===== Given passage

I have 2 specific questions :
a) I have an ongoing goal of reducing code complexity and optimizing code structure. How can I leverage common OOP design patterns to ensure altering the code in any given report does not negatively affect the other reports? I specifically want to clean up the code for some critical reports first but want to ensure that by doing this none of the other reports will break.
b) The reporting module is relatively static in definition and unlikely to change over time. The majority of reports generated by the application involve nested sub-queries as well as standard grouping & filtering options. Most of these SQL queries have been hosed within the functions of the model object and contain some really complex joins. Without spending time evaluating the database structure or table indices, which solution architecture techniques would you recommend for scaling the report functionality to ensure optimized performance? Below is a snippet of one of the SQL queries
$sql = 'SELECT "Parent"."Id",
"Parent"."ParentId",
"Parent"."Name" as systemStandardName,
string_agg(DISTINCT((("SubsectionQuestions"."QuestionSerial"))::text) , \', \') AS "quesions",
count(DISTINCT("SubsectionQuestions"."QuestionId")) AS "totalQuestions",
case when sum("SQUA"."attemptedUsers")::float > 0 then
(COALESCE(round((
(
sum(("SQUA"."totalCorrectAnswers"))::float
/
sum("SQUA"."attemptedUsers")::float
)
*100
)::numeric),0))
else 0 end as classacuracy,
case when sum("SQUA"."attemptedUsers")::float > 0 then
(COALESCE((round(((1 -
(
(
sum(("SQUA"."totalCorrectAnswers"))::float
/
sum("SQUA"."attemptedUsers")::float
)
)
)::float * count(DISTINCT("SubsectionQuestions"."QuestionId")))::numeric,1)),0))
else 0 end as pgain
FROM "'.$gainCategoryTable.'" as "Parent"
'.$resourceTableJoin.'
INNER JOIN "SubsectionQuestions"
ON "SubsectionQuestions"."QuestionId" = "resourceTable"."ResourceId"
INNER JOIN "Subsections"
ON "Subsections"."Id" = "SubsectionQuestions"."SubsectionId"
LEFT Join (
Select "SubsectionQuestionId",
count(distinct case when "IsCorrect" = \'Yes\' then CONCAT ("UserId", \' \', "SubsectionQuestionId") else null end) AS "totalCorrectAnswers"
, count(distinct CONCAT ("UserId", \' \', "SubsectionQuestionId")) AS "attemptedUsers"
From "SubsectionQuestionUserAnswers"';
if(!empty($selectedUserIdsArr)){
$sql .= ' where "UserId" IN (' .implode (",", $selectedUserIdsArr).')' ;
}else {
$sql .= ' where "UserId" IN (' .implode (",", $assignmentUsers).')' ;
}
$sql .= ' AND "AssessmentAssignmentId" = '.$assignmentId.' AND "SubsectionQuestionId" IN ('.implode(",", $subsectionQuestions).') Group by "SubsectionQuestionId"

==========
===== Source records

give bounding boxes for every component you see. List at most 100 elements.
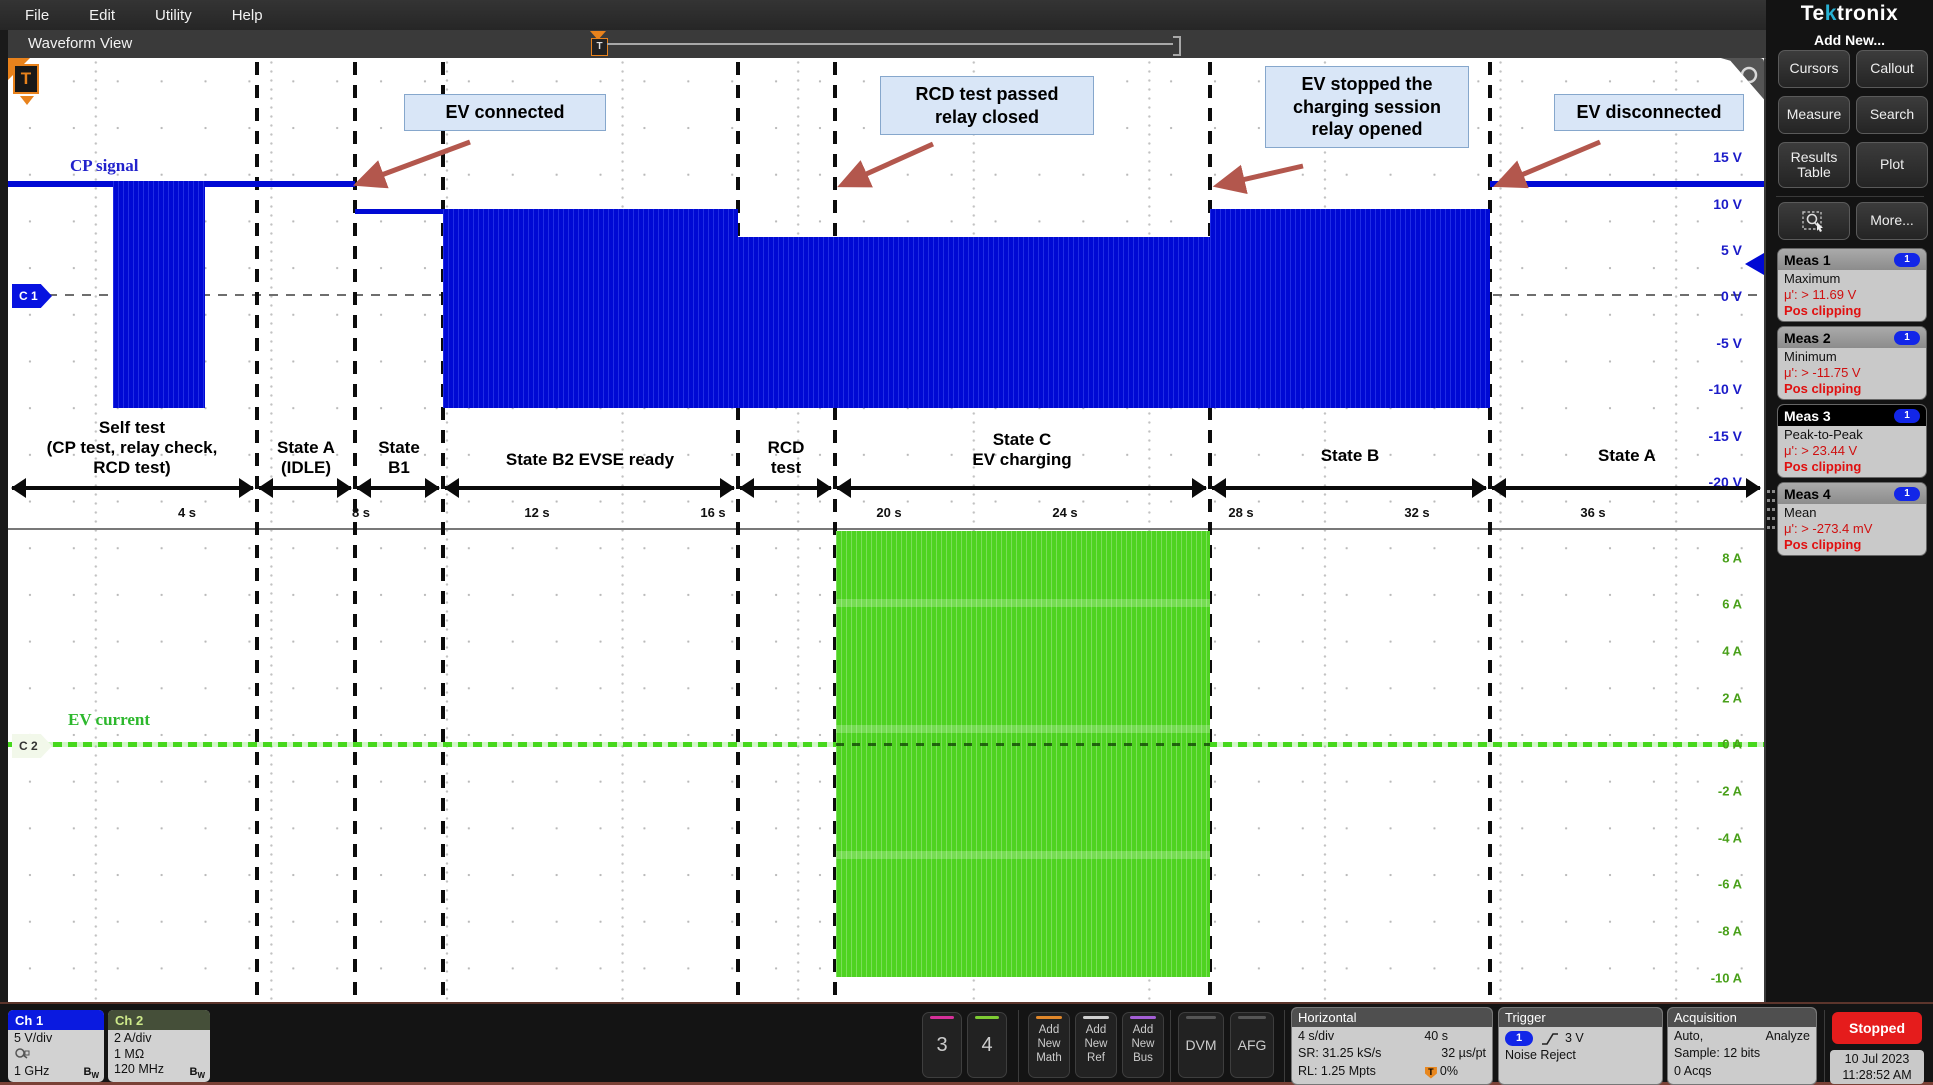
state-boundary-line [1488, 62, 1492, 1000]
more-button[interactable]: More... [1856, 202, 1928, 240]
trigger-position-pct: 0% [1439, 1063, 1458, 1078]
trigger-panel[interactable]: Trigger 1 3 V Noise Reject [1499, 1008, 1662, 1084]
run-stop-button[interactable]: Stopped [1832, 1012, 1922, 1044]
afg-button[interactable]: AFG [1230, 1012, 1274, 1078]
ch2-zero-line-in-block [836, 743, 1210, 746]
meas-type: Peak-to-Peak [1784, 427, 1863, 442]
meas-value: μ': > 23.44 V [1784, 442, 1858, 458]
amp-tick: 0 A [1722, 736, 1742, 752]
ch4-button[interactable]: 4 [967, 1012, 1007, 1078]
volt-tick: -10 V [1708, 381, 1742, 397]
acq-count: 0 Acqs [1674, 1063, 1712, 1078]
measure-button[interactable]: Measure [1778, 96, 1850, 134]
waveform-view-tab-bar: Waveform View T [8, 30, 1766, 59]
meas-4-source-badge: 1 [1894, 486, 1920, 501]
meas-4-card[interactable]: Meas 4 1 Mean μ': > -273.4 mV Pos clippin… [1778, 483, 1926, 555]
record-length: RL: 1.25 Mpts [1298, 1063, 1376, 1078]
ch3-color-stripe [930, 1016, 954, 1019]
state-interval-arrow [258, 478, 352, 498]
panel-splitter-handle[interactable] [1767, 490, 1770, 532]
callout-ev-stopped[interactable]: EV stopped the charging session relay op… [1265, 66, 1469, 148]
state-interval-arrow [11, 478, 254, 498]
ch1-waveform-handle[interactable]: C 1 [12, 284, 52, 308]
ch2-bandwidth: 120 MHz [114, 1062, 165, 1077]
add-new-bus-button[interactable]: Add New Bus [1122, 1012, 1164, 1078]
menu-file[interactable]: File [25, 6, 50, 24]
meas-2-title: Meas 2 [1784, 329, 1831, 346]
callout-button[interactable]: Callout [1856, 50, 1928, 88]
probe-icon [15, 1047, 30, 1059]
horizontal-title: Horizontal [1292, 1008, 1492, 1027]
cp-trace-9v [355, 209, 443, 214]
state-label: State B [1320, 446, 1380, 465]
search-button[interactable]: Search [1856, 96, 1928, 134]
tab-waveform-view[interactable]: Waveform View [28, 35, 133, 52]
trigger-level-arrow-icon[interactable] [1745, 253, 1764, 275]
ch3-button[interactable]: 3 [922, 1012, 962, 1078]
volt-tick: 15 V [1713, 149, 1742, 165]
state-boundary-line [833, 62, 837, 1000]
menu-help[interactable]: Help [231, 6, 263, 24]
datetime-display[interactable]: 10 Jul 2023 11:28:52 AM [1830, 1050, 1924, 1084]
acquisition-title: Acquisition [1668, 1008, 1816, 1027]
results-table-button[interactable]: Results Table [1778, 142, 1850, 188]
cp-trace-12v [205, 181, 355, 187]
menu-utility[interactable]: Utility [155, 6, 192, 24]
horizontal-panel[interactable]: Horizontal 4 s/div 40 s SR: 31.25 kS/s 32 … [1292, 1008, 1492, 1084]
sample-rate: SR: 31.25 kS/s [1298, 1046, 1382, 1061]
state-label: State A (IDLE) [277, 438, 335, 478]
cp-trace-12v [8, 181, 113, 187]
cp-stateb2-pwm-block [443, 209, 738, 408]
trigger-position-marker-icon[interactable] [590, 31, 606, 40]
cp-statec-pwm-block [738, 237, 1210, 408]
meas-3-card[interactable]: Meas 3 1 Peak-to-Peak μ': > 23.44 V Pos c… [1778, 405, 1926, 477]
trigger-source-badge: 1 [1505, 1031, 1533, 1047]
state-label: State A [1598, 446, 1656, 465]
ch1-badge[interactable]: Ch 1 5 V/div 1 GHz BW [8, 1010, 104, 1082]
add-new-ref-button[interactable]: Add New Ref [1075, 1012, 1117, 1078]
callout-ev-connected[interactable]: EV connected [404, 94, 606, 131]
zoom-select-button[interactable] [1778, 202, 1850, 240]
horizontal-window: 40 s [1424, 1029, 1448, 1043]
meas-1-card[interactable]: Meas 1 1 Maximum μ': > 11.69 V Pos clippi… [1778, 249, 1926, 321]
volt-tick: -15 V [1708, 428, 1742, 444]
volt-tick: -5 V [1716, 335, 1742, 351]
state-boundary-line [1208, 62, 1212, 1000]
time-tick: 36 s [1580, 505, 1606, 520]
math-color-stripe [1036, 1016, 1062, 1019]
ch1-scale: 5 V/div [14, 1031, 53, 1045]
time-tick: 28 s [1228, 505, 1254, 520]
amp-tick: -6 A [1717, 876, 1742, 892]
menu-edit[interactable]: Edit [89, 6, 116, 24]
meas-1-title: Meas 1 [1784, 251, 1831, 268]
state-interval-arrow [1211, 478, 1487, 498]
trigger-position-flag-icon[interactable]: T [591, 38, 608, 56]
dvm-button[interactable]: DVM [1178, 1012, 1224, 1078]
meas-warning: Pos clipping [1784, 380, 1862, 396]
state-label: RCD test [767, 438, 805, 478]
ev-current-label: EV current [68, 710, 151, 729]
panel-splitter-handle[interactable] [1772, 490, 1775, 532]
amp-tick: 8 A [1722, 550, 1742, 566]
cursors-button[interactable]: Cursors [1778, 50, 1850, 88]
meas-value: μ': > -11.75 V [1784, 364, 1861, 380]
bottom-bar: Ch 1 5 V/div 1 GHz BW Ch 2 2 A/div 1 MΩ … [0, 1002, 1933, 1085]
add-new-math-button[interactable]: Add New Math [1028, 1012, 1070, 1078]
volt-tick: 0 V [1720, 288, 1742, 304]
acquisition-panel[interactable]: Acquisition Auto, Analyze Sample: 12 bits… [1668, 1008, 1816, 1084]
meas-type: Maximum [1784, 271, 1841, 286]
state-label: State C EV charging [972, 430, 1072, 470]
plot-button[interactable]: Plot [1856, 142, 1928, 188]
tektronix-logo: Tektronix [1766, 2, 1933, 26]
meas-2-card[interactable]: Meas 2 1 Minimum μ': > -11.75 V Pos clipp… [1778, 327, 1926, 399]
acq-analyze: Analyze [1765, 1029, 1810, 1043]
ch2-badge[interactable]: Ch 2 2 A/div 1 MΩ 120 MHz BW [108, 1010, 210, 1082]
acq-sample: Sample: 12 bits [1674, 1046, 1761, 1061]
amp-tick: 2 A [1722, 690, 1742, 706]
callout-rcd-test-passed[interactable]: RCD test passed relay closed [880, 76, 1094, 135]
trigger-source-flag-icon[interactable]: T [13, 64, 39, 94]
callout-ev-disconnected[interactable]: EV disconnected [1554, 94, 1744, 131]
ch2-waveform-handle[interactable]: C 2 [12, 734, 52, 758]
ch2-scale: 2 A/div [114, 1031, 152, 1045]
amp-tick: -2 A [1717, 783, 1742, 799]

==========
===== Source records

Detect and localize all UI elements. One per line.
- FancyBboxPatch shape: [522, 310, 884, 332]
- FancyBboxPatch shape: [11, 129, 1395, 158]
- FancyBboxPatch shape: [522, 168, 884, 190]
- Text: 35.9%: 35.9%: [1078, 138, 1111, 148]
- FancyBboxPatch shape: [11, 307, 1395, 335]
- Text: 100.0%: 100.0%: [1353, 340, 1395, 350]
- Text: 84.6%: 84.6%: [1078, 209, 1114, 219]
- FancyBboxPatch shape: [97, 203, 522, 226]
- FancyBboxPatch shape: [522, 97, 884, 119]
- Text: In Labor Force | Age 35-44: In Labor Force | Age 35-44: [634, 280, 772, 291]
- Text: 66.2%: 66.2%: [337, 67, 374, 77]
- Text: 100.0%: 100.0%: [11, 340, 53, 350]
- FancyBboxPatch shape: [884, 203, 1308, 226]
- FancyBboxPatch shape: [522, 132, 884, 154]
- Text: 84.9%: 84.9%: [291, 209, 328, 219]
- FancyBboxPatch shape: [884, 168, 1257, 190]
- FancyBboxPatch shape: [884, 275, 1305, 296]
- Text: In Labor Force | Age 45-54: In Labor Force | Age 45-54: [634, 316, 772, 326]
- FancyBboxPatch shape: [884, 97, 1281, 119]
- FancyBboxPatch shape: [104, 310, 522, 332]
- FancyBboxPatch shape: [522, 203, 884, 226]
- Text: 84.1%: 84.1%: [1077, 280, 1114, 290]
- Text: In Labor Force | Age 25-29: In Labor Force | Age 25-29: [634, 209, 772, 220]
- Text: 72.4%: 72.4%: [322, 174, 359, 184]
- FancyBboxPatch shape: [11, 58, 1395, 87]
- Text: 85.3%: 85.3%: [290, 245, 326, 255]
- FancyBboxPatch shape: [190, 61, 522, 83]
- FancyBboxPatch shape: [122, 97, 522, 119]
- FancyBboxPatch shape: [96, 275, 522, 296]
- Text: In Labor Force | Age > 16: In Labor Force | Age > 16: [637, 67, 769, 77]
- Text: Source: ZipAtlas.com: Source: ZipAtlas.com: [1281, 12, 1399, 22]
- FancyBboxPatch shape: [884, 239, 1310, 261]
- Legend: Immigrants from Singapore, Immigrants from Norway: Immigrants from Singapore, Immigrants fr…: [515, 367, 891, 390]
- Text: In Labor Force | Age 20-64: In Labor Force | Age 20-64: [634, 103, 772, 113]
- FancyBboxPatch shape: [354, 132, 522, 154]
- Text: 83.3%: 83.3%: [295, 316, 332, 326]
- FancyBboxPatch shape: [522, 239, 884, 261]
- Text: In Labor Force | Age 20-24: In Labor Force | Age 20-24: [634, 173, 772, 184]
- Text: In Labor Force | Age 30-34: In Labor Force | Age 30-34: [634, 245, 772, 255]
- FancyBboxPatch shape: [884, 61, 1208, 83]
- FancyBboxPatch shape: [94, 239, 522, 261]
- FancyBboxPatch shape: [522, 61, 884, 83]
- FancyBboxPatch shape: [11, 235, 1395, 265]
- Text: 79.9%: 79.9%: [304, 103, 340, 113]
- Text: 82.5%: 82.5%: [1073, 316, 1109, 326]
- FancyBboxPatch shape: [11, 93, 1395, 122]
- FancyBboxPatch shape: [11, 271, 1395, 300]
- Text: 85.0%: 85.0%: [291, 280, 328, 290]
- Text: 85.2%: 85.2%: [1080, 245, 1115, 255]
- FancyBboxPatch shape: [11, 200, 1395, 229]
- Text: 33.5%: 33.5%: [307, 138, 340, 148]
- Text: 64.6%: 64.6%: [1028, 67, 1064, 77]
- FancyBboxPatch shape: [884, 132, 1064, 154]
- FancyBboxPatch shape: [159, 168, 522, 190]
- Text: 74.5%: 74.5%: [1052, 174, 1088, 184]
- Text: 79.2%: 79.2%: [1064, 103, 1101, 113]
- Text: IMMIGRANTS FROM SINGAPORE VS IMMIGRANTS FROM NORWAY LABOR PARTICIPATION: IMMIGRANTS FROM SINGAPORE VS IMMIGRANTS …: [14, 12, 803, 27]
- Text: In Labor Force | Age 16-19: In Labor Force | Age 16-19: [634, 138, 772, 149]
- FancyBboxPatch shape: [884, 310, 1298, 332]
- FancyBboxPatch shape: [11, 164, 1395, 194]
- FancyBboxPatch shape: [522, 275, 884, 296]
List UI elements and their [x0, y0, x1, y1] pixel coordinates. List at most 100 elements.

==========
===== Source records

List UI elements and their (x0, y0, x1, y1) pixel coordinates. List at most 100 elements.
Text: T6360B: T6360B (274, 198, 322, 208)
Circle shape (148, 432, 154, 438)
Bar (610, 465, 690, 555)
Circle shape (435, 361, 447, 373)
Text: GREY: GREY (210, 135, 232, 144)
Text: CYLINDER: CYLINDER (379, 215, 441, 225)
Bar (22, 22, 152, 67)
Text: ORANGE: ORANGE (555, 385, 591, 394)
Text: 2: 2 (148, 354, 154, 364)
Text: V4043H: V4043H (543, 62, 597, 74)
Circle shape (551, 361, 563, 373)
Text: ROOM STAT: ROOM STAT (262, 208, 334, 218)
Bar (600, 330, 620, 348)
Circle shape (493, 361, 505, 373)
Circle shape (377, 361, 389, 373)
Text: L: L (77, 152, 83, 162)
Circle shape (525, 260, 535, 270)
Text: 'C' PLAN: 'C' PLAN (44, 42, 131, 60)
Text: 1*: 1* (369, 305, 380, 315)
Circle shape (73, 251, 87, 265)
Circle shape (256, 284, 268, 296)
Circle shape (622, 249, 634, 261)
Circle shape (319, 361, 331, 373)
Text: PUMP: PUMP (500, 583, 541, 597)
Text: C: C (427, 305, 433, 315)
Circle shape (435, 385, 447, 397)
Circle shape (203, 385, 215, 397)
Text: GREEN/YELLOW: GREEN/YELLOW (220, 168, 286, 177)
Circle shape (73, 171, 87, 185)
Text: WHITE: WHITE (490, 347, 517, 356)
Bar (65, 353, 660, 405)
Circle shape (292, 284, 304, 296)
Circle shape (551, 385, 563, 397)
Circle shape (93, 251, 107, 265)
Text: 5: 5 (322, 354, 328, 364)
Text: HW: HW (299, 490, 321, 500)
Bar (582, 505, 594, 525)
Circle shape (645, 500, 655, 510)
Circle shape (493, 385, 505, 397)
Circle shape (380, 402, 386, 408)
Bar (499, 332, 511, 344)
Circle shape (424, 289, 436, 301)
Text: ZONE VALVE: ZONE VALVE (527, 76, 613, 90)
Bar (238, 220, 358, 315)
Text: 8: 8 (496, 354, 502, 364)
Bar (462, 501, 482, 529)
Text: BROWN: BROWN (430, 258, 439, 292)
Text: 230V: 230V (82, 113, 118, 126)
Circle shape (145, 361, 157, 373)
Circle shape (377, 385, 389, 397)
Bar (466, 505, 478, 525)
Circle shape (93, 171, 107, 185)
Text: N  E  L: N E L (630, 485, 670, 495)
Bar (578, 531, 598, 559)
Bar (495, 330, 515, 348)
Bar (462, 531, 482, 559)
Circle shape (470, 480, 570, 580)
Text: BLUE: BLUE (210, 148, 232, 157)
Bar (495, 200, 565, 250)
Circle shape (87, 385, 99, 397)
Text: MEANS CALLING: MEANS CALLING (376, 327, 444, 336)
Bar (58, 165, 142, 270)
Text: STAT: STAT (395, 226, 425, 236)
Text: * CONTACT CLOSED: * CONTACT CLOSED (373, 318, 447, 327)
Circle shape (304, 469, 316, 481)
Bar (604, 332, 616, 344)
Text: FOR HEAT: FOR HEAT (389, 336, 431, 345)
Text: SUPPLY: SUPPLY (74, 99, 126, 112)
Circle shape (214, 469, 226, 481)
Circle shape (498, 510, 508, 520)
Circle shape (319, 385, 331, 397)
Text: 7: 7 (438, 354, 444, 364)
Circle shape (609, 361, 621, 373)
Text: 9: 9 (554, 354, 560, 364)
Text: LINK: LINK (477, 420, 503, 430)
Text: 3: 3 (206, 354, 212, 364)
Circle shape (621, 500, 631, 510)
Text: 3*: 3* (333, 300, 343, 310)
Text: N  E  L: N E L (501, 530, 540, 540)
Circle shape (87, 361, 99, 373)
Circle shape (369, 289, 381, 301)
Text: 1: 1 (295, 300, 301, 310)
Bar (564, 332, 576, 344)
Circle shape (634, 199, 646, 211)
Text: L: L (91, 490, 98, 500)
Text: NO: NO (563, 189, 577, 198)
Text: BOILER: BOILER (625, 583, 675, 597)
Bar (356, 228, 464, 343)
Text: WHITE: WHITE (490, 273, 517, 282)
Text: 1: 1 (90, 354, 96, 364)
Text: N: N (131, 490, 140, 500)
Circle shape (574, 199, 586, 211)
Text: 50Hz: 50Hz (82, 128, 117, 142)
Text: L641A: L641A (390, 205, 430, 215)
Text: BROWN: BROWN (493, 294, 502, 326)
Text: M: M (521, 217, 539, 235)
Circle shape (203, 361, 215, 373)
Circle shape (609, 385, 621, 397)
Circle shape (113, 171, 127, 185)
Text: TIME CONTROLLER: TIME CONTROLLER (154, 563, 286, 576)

==========

**Jobs**
• a. Among the rows, begin at the line that has "Detect and localize" and stop after the line that has "- FancyBboxPatch shape: [522, 203, 884, 226]". Rewrite those lines with "FancyBboxPatch" changed to "Rectangle" and nothing else altered.
• b. Carry on the forum question about restructuring the reporting code from the point at which it ends.

**The responses**
• a.
Detect and localize all UI elements. One per line.
- Rectangle shape: [522, 310, 884, 332]
- Rectangle shape: [11, 129, 1395, 158]
- Rectangle shape: [522, 168, 884, 190]
- Text: 35.9%: 35.9%: [1078, 138, 1111, 148]
- Rectangle shape: [11, 307, 1395, 335]
- Text: 100.0%: 100.0%: [1353, 340, 1395, 350]
- Text: 84.6%: 84.6%: [1078, 209, 1114, 219]
- Rectangle shape: [97, 203, 522, 226]
- Rectangle shape: [522, 97, 884, 119]
- Text: In Labor Force | Age 35-44: In Labor Force | Age 35-44: [634, 280, 772, 291]
- Text: 66.2%: 66.2%: [337, 67, 374, 77]
- Text: 100.0%: 100.0%: [11, 340, 53, 350]
- Rectangle shape: [884, 203, 1308, 226]
- Rectangle shape: [522, 132, 884, 154]
- Text: 84.9%: 84.9%: [291, 209, 328, 219]
- Rectangle shape: [884, 168, 1257, 190]
- Rectangle shape: [884, 275, 1305, 296]
- Text: In Labor Force | Age 45-54: In Labor Force | Age 45-54: [634, 316, 772, 326]
- Rectangle shape: [884, 97, 1281, 119]
- Rectangle shape: [104, 310, 522, 332]
- Rectangle shape: [522, 203, 884, 226]

• b.
) as "SQUA" on "SQUA"."SubsectionQuestionId" = "SubsectionQuestions"."Id"
INNER JOIN "AssessmentAssignment"
ON "AssessmentAssignment"."assessmentId" = "Subsections"."AssessmentId"
INNER JOIN "AssessmentAssignmentUsers"
ON "AssessmentAssignmentUsers"."AssignmentId" = "AssessmentAssignment"."Id"
AND "AssessmentAssignmentUsers"."Type" = \'User\'
'.$conditaionlJoin.'
WHERE "Parent"."Id" IN ('.implode(',', $ssLeaf).')
'.$conditionalWhere.'
GROUP BY "Parent"."Id",
"Parent"."ParentId",
"Parent"."Name"
'.$sorter;
$results = DB::select(DB::raw($sql));
My take on a). In my experience when I want to reduce code complexity/sheer messiness I slowly refactor out code that violates the single responsibility principle while I'm working in that area already for either a bug fix or a feature update. I try not to spend hours upon hours of updating code that is "working" that I'm not actively updating for a business process reason. Follow the "Leave it better than you found it" approach as you work in this code base, and it will get better over time. Doing this will allow you to improve the code base while also getting features and bug fixes out the door, while also keeping business owners/project managers happy because you're keeping things moving.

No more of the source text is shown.